=== What you have to do ===
Write the data out again, exactly as given.

=== Dataset records ===
+--

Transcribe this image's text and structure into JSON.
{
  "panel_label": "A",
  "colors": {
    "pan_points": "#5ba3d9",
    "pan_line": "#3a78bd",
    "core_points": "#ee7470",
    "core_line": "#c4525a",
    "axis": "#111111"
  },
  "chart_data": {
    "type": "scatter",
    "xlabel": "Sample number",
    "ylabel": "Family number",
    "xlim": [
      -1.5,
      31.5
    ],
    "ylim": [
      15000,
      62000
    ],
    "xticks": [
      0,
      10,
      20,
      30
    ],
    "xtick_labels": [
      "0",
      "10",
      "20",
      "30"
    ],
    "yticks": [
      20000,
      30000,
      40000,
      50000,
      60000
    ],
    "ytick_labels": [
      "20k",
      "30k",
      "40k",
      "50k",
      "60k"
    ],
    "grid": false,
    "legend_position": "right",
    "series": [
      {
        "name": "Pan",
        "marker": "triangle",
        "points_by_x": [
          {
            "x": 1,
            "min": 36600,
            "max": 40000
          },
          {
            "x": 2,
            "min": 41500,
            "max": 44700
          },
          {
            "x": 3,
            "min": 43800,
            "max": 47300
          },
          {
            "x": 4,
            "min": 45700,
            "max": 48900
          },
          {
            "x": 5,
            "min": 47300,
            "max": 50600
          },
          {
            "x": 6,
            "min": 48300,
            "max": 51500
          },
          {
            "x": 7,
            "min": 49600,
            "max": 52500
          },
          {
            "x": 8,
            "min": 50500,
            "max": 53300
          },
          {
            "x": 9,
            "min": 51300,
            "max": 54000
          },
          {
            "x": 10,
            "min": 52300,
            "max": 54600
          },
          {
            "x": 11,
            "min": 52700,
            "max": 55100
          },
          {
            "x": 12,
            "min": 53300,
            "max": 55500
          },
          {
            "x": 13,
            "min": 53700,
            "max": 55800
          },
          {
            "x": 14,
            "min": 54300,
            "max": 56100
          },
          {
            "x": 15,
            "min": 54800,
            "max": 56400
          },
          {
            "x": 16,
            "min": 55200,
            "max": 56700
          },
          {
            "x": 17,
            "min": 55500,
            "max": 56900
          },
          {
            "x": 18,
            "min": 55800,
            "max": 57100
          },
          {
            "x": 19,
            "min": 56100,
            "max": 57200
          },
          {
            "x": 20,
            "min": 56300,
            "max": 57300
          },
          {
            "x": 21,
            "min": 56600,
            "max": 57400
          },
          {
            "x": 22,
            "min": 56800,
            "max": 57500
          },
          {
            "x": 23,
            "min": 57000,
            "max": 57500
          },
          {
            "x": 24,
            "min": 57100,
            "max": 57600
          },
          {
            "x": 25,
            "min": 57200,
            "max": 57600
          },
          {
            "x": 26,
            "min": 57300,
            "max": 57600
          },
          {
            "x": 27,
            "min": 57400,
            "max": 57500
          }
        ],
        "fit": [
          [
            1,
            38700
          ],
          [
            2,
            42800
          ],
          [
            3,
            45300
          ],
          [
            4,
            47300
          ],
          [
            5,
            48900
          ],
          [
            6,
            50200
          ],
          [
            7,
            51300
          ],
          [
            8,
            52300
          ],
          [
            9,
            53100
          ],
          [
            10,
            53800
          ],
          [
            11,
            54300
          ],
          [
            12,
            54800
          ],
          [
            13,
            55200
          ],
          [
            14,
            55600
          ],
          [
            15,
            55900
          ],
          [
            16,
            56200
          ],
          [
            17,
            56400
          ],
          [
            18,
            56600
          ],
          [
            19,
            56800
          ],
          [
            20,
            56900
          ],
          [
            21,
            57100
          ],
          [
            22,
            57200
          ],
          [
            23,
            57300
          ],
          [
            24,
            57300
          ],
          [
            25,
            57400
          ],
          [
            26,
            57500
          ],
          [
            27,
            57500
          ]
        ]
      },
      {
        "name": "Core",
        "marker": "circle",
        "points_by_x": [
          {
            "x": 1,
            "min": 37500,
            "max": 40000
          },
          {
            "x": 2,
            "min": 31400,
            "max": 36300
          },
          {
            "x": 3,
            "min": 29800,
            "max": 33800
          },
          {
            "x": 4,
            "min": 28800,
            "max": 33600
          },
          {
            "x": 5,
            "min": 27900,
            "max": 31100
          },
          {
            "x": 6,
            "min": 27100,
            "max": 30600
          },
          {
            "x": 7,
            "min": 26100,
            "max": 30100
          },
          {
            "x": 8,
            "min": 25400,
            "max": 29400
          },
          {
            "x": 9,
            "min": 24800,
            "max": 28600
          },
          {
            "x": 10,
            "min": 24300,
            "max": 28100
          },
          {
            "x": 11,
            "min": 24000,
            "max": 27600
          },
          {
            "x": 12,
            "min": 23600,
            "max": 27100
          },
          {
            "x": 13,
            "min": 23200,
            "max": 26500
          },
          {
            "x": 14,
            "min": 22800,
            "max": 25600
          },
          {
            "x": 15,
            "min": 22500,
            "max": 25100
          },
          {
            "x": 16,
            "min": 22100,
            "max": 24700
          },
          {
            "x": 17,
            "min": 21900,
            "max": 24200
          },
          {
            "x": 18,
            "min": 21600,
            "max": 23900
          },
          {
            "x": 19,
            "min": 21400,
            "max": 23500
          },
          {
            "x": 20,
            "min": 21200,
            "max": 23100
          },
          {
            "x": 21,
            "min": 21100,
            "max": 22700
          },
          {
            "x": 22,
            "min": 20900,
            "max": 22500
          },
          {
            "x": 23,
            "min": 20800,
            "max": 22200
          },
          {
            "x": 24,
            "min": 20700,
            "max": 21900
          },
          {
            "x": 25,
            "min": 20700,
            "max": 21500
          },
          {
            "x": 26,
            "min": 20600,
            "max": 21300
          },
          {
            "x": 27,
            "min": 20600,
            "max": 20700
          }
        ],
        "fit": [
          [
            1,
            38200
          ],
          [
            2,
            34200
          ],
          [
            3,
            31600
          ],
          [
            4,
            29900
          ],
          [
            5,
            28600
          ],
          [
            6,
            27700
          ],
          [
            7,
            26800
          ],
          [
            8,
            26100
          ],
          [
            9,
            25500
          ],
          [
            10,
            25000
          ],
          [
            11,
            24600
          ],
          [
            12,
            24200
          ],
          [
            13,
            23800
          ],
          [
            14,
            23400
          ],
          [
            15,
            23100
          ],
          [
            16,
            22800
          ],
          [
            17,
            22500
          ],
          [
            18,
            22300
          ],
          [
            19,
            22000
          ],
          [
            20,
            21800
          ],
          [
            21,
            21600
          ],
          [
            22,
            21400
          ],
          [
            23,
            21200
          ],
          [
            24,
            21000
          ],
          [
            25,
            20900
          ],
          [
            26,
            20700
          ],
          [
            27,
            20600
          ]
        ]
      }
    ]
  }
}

+--

=== Result below ===
Transcribe this image's text and structure into JSON.
{
  "panel_label": "A",
  "colors": {
    "pan_points": "#5ba3d9",
    "pan_line": "#3a78bd",
    "core_points": "#ee7470",
    "core_line": "#c4525a",
    "axis": "#111111"
  },
  "chart_data": {
    "type": "scatter",
    "xlabel": "Sample number",
    "ylabel": "Family number",
    "xlim": [
      -1.5,
      31.5
    ],
    "ylim": [
      15000,
      62000
    ],
    "xticks": [
      0,
      10,
      20,
      30
    ],
    "xtick_labels": [
      "0",
      "10",
      "20",
      "30"
    ],
    "yticks": [
      20000,
      30000,
      40000,
      50000,
      60000
    ],
    "ytick_labels": [
      "20k",
      "30k",
      "40k",
      "50k",
      "60k"
    ],
    "grid": false,
    "legend_position": "right",
    "series": [
      {
        "name": "Pan",
        "marker": "triangle",
        "points_by_x": [
          {
            "x": 1,
            "min": 36600,
            "max": 40000
          },
          {
            "x": 2,
            "min": 41500,
            "max": 44700
          },
          {
            "x": 3,
            "min": 43800,
            "max": 47300
          },
          {
            "x": 4,
            "min": 45700,
            "max": 48900
          },
          {
            "x": 5,
            "min": 47300,
            "max": 50600
          },
          {
            "x": 6,
            "min": 48300,
            "max": 51500
          },
          {
            "x": 7,
            "min": 49600,
            "max": 52500
          },
          {
            "x": 8,
            "min": 50500,
            "max": 53300
          },
          {
            "x": 9,
            "min": 51300,
            "max": 54000
          },
          {
            "x": 10,
            "min": 52300,
            "max": 54600
          },
          {
            "x": 11,
            "min": 52700,
            "max": 55100
          },
          {
            "x": 12,
            "min": 53300,
            "max": 55500
          },
          {
            "x": 13,
            "min": 53700,
            "max": 55800
          },
          {
            "x": 14,
            "min": 54300,
            "max": 56100
          },
          {
            "x": 15,
            "min": 54800,
            "max": 56400
          },
          {
            "x": 16,
            "min": 55200,
            "max": 56700
          },
          {
            "x": 17,
            "min": 55500,
            "max": 56900
          },
          {
            "x": 18,
            "min": 55800,
            "max": 57100
          },
          {
            "x": 19,
            "min": 56100,
            "max": 57200
          },
          {
            "x": 20,
            "min": 56300,
            "max": 57300
          },
          {
            "x": 21,
            "min": 56600,
            "max": 57400
          },
          {
            "x": 22,
            "min": 56800,
            "max": 57500
          },
          {
            "x": 23,
            "min": 57000,
            "max": 57500
          },
          {
            "x": 24,
            "min": 57100,
            "max": 57600
          },
          {
            "x": 25,
            "min": 57200,
            "max": 57600
          },
          {
            "x": 26,
            "min": 57300,
            "max": 57600
          },
          {
            "x": 27,
            "min": 57400,
            "max": 57500
          }
        ],
        "fit": [
          [
            1,
            38700
          ],
          [
            2,
            42800
          ],
          [
            3,
            45300
          ],
          [
            4,
            47300
          ],
          [
            5,
            48900
          ],
          [
            6,
            50200
          ],
          [
            7,
            51300
          ],
          [
            8,
            52300
          ],
          [
            9,
            53100
          ],
          [
            10,
            53800
          ],
          [
            11,
            54300
          ],
          [
            12,
            54800
          ],
          [
            13,
            55200
          ],
          [
            14,
            55600
          ],
          [
            15,
            55900
          ],
          [
            16,
            56200
          ],
          [
            17,
            56400
          ],
          [
            18,
            56600
          ],
          [
            19,
            56800
          ],
          [
            20,
            56900
          ],
          [
            21,
            57100
          ],
          [
            22,
            57200
          ],
          [
            23,
            57300
          ],
          [
            24,
            57300
          ],
          [
            25,
            57400
          ],
          [
            26,
            57500
          ],
          [
            27,
            57500
          ]
        ]
      },
      {
        "name": "Core",
        "marker": "circle",
        "points_by_x": [
          {
            "x": 1,
            "min": 37500,
            "max": 40000
          },
          {
            "x": 2,
            "min": 31400,
            "max": 36300
          },
          {
            "x": 3,
            "min": 29800,
            "max": 33800
          },
          {
            "x": 4,
            "min": 28800,
            "max": 33600
          },
          {
            "x": 5,
            "min": 27900,
            "max": 31100
          },
          {
            "x": 6,
            "min": 27100,
            "max": 30600
          },
          {
            "x": 7,
            "min": 26100,
            "max": 30100
          },
          {
            "x": 8,
            "min": 25400,
            "max": 29400
          },
          {
            "x": 9,
            "min": 24800,
            "max": 28600
          },
          {
            "x": 10,
            "min": 24300,
            "max": 28100
          },
          {
            "x": 11,
            "min": 24000,
            "max": 27600
          },
          {
            "x": 12,
            "min": 23600,
            "max": 27100
          },
          {
            "x": 13,
            "min": 23200,
            "max": 26500
          },
          {
            "x": 14,
            "min": 22800,
            "max": 25600
          },
          {
            "x": 15,
            "min": 22500,
            "max": 25100
          },
          {
            "x": 16,
            "min": 22100,
            "max": 24700
          },
          {
            "x": 17,
            "min": 21900,
            "max": 24200
          },
          {
            "x": 18,
            "min": 21600,
            "max": 23900
          },
          {
            "x": 19,
            "min": 21400,
            "max": 23500
          },
          {
            "x": 20,
            "min": 21200,
            "max": 23100
          },
          {
            "x": 21,
            "min": 21100,
            "max": 22700
          },
          {
            "x": 22,
            "min": 20900,
            "max": 22500
          },
          {
            "x": 23,
            "min": 20800,
            "max": 22200
          },
          {
            "x": 24,
            "min": 20700,
            "max": 21900
          },
          {
            "x": 25,
            "min": 20700,
            "max": 21500
          },
          {
            "x": 26,
            "min": 20600,
            "max": 21300
          },
          {
            "x": 27,
            "min": 20600,
            "max": 20700
          }
        ],
        "fit": [
          [
            1,
            38200
          ],
          [
            2,
            34200
          ],
          [
            3,
            31600
          ],
          [
            4,
            29900
          ],
          [
            5,
            28600
          ],
          [
            6,
            27700
          ],
          [
            7,
            26800
          ],
          [
            8,
            26100
          ],
          [
            9,
            25500
          ],
          [
            10,
            25000
          ],
          [
            11,
            24600
          ],
          [
            12,
            24200
          ],
          [
            13,
            23800
          ],
          [
            14,
            23400
          ],
          [
            15,
            23100
          ],
          [
            16,
            22800
          ],
          [
            17,
            22500
          ],
          [
            18,
            22300
          ],
          [
            19,
            22000
          ],
          [
            20,
            21800
          ],
          [
            21,
            21600
          ],
          [
            22,
            21400
          ],
          [
            23,
            21200
          ],
          [
            24,
            21000
          ],
          [
            25,
            20900
          ],
          [
            26,
            20700
          ],
          [
            27,
            20600
          ]
        ]
      }
    ]
  }
}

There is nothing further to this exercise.